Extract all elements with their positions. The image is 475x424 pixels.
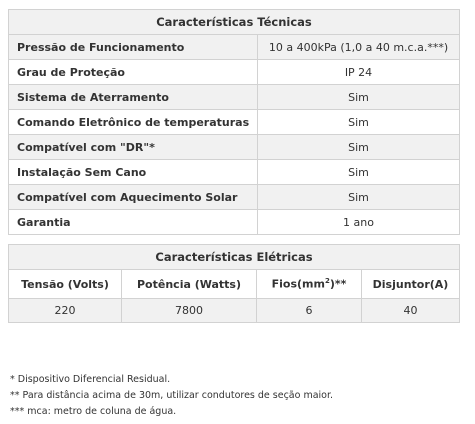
footnote: ** Para distância acima de 30m, utilizar condutores de seção maior. — [10, 390, 334, 401]
fios-suffix: )** — [329, 277, 347, 291]
spec-label: Garantia — [9, 210, 258, 235]
spec-value: Sim — [258, 160, 460, 185]
potencia-value: 7800 — [122, 299, 257, 323]
table-row — [9, 35, 460, 60]
table-row — [9, 210, 460, 235]
table-row — [9, 299, 460, 323]
spec-label: Compatível com "DR"* — [9, 135, 258, 160]
column-header-potencia: Potência (Watts) — [122, 270, 257, 299]
tensao-value: 220 — [9, 299, 122, 323]
spec-label: Sistema de Aterramento — [9, 85, 258, 110]
footnotes — [10, 372, 333, 420]
fios-value: 6 — [257, 299, 362, 323]
table-row — [9, 110, 460, 135]
table-row — [9, 135, 460, 160]
electrical-specs-table — [8, 244, 460, 323]
spec-label: Compatível com Aquecimento Solar — [9, 185, 258, 210]
table-row — [9, 160, 460, 185]
spec-value: Sim — [258, 185, 460, 210]
spec-label: Comando Eletrônico de temperaturas — [9, 110, 258, 135]
table-row — [9, 85, 460, 110]
footnote: * Dispositivo Diferencial Residual. — [10, 374, 171, 385]
column-header-tensao: Tensão (Volts) — [9, 270, 122, 299]
spec-label: Grau de Proteção — [9, 60, 258, 85]
column-header-fios — [257, 270, 362, 299]
spec-value: Sim — [258, 110, 460, 135]
disjuntor-value: 40 — [362, 299, 460, 323]
technical-specs-title: Características Técnicas — [9, 10, 460, 35]
electrical-specs-title: Características Elétricas — [9, 245, 460, 270]
spec-value: Sim — [258, 135, 460, 160]
spec-value: 10 a 400kPa (1,0 a 40 m.c.a.***) — [258, 35, 460, 60]
fios-superscript: 2 — [324, 277, 330, 286]
spec-value: 1 ano — [258, 210, 460, 235]
spec-value: Sim — [258, 85, 460, 110]
technical-specs-table — [8, 9, 460, 235]
spec-label: Instalação Sem Cano — [9, 160, 258, 185]
fios-label: Fios(mm — [271, 277, 325, 291]
spec-label: Pressão de Funcionamento — [9, 35, 258, 60]
table-header-row — [9, 270, 460, 299]
table-row — [9, 185, 460, 210]
column-header-disjuntor: Disjuntor(A) — [362, 270, 460, 299]
footnote: *** mca: metro de coluna de água. — [10, 406, 177, 417]
table-row — [9, 60, 460, 85]
spec-value: IP 24 — [258, 60, 460, 85]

* **DIRECTIONS**: How many lines of the data above contain the string "disjuntor"? Reply with the number only.

* **ANSWER TO THE EXERCISE**: 2